Data records
----
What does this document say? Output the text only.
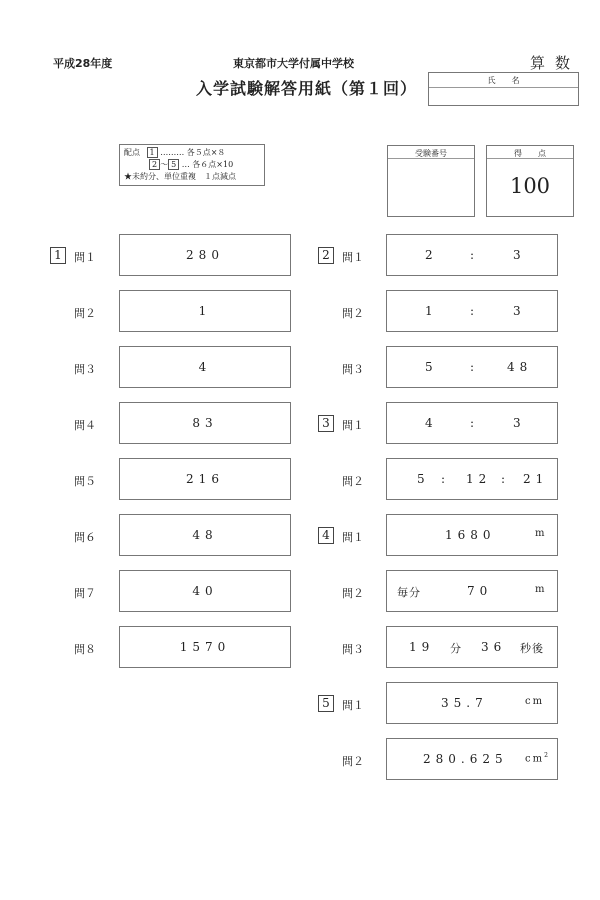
平成28年度	東京都市大学付属中学校	算数
入学試験解答用紙（第１回）	氏　　名
配点 1 ……… 各５点×８
2 ～ 5 … 各６点×10
★未約分、単位重複　１点減点
受験番号	得　　点
100
1	問１	280
問２	1
問３	4
問４	83
問５	216
問６	48
問７	40
問８	1570
2	問１	2	:	3
問２	1	:	3
問３	5	: 48
3	問１	4	:	3
問２	5 : 12 : 21
4	問１	1680	m
問２	毎分	70	m
問３	19 分 36 秒後
5	問１	35.7	cm
問２	280.625 $cm^2$
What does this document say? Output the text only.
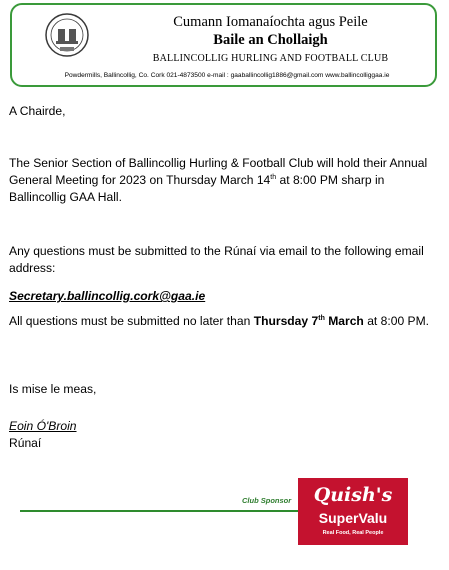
Cumann Iomanaíochta agus Peile
Baile an Chollaigh
BALLINCOLLIG HURLING AND FOOTBALL CLUB
Powdermills, Ballincollig, Co. Cork 021-4873500 e-mail : gaaballincollig1886@gmail.com www.ballincolliggaa.ie
A Chairde,
The Senior Section of Ballincollig Hurling & Football Club will hold their Annual General Meeting for 2023 on Thursday March 14th at 8:00 PM sharp in Ballincollig GAA Hall.
Any questions must be submitted to the Rúnaí via email to the following email address:
Secretary.ballincollig.cork@gaa.ie
All questions must be submitted no later than Thursday 7th March at 8:00 PM.
Is mise le meas,
Eoin Ó'Broin
Rúnaí
Club Sponsor	Quish's
SuperValu
Real Food, Real People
----
Aim of the exercise — Copy every single line of the material above that holds "submitted".

Result for this task —
Any questions must be submitted to the Rúnaí via email to the following email address:
All questions must be submitted no later than Thursday 7th March at 8:00 PM.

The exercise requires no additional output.